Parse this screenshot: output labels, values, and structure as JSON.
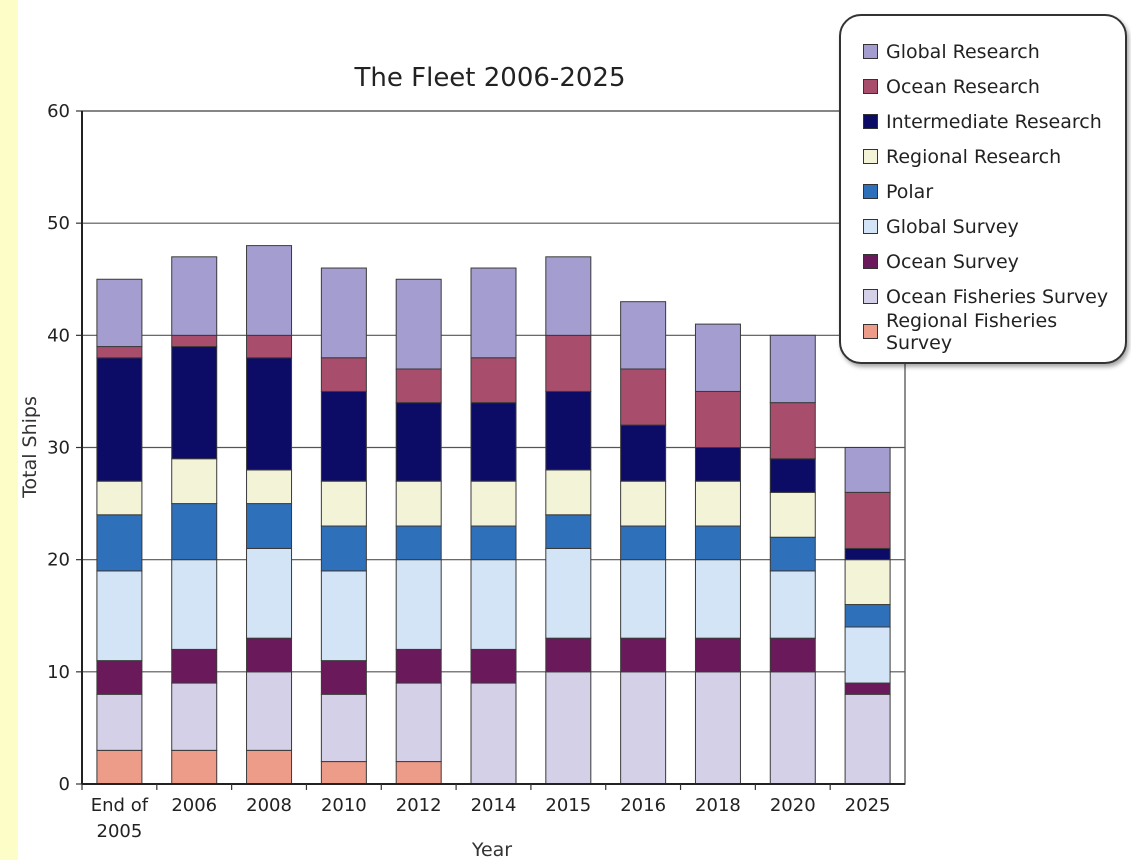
{
  "chart_data": {
    "type": "bar",
    "stacked": true,
    "title": "The Fleet 2006-2025",
    "xlabel": "Year",
    "ylabel": "Total Ships",
    "ylim": [
      0,
      60
    ],
    "yticks": [
      0,
      10,
      20,
      30,
      40,
      50,
      60
    ],
    "grid": true,
    "legend_position": "top-right",
    "categories": [
      "End of\n2005",
      "2006",
      "2008",
      "2010",
      "2012",
      "2014",
      "2015",
      "2016",
      "2018",
      "2020",
      "2025"
    ],
    "series": [
      {
        "name": "Regional Fisheries Survey",
        "color": "#ee9c8a",
        "values": [
          3,
          3,
          3,
          2,
          2,
          0,
          0,
          0,
          0,
          0,
          0
        ]
      },
      {
        "name": "Ocean Fisheries Survey",
        "color": "#d4d0e8",
        "values": [
          5,
          6,
          7,
          6,
          7,
          9,
          10,
          10,
          10,
          10,
          8
        ]
      },
      {
        "name": "Ocean Survey",
        "color": "#6a1a5a",
        "values": [
          3,
          3,
          3,
          3,
          3,
          3,
          3,
          3,
          3,
          3,
          1
        ]
      },
      {
        "name": "Global Survey",
        "color": "#d2e4f6",
        "values": [
          8,
          8,
          8,
          8,
          8,
          8,
          8,
          7,
          7,
          6,
          5
        ]
      },
      {
        "name": "Polar",
        "color": "#2f70ba",
        "values": [
          5,
          5,
          4,
          4,
          3,
          3,
          3,
          3,
          3,
          3,
          2
        ]
      },
      {
        "name": "Regional Research",
        "color": "#f3f3d8",
        "values": [
          3,
          4,
          3,
          4,
          4,
          4,
          4,
          4,
          4,
          4,
          4
        ]
      },
      {
        "name": "Intermediate Research",
        "color": "#0c0c66",
        "values": [
          11,
          10,
          10,
          8,
          7,
          7,
          7,
          5,
          3,
          3,
          1
        ]
      },
      {
        "name": "Ocean Research",
        "color": "#a84e6c",
        "values": [
          1,
          1,
          2,
          3,
          3,
          4,
          5,
          5,
          5,
          5,
          5
        ]
      },
      {
        "name": "Global Research",
        "color": "#a49ed0",
        "values": [
          6,
          7,
          8,
          8,
          8,
          8,
          7,
          6,
          6,
          6,
          4
        ]
      }
    ]
  }
}
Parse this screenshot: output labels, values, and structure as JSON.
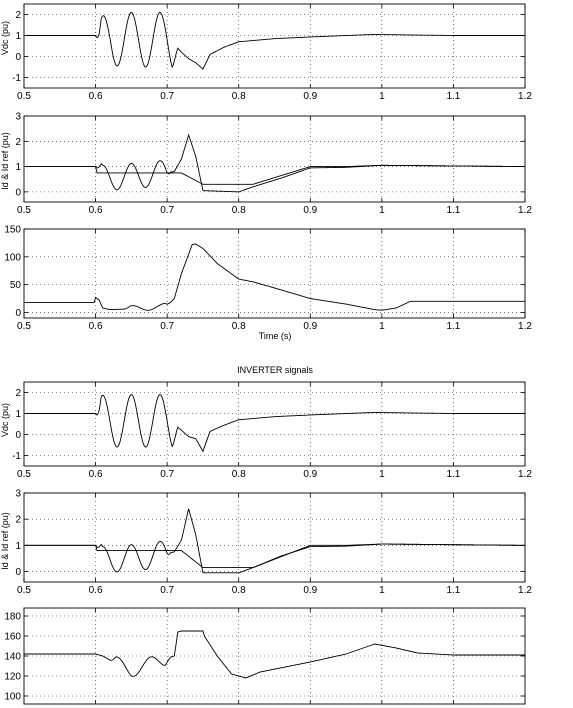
_ _ _ _ _ _ _
Requirement:
The records above must be echoed exactly, minus their pictures.

Result:
Parse this screenshot: output labels, values, and structure as JSON.
{
  "chart_data": {
    "type": "bar",
    "stacked": true,
    "title": "The Fleet 2006-2025",
    "xlabel": "Year",
    "ylabel": "Total Ships",
    "ylim": [
      0,
      60
    ],
    "yticks": [
      0,
      10,
      20,
      30,
      40,
      50,
      60
    ],
    "grid": true,
    "legend_position": "top-right",
    "categories": [
      "End of\n2005",
      "2006",
      "2008",
      "2010",
      "2012",
      "2014",
      "2015",
      "2016",
      "2018",
      "2020",
      "2025"
    ],
    "series": [
      {
        "name": "Regional Fisheries Survey",
        "color": "#ee9c8a",
        "values": [
          3,
          3,
          3,
          2,
          2,
          0,
          0,
          0,
          0,
          0,
          0
        ]
      },
      {
        "name": "Ocean Fisheries Survey",
        "color": "#d4d0e8",
        "values": [
          5,
          6,
          7,
          6,
          7,
          9,
          10,
          10,
          10,
          10,
          8
        ]
      },
      {
        "name": "Ocean Survey",
        "color": "#6a1a5a",
        "values": [
          3,
          3,
          3,
          3,
          3,
          3,
          3,
          3,
          3,
          3,
          1
        ]
      },
      {
        "name": "Global Survey",
        "color": "#d2e4f6",
        "values": [
          8,
          8,
          8,
          8,
          8,
          8,
          8,
          7,
          7,
          6,
          5
        ]
      },
      {
        "name": "Polar",
        "color": "#2f70ba",
        "values": [
          5,
          5,
          4,
          4,
          3,
          3,
          3,
          3,
          3,
          3,
          2
        ]
      },
      {
        "name": "Regional Research",
        "color": "#f3f3d8",
        "values": [
          3,
          4,
          3,
          4,
          4,
          4,
          4,
          4,
          4,
          4,
          4
        ]
      },
      {
        "name": "Intermediate Research",
        "color": "#0c0c66",
        "values": [
          11,
          10,
          10,
          8,
          7,
          7,
          7,
          5,
          3,
          3,
          1
        ]
      },
      {
        "name": "Ocean Research",
        "color": "#a84e6c",
        "values": [
          1,
          1,
          2,
          3,
          3,
          4,
          5,
          5,
          5,
          5,
          5
        ]
      },
      {
        "name": "Global Research",
        "color": "#a49ed0",
        "values": [
          6,
          7,
          8,
          8,
          8,
          8,
          7,
          6,
          6,
          6,
          4
        ]
      }
    ]
  }
}
Parse this screenshot: output labels, values, and structure as JSON.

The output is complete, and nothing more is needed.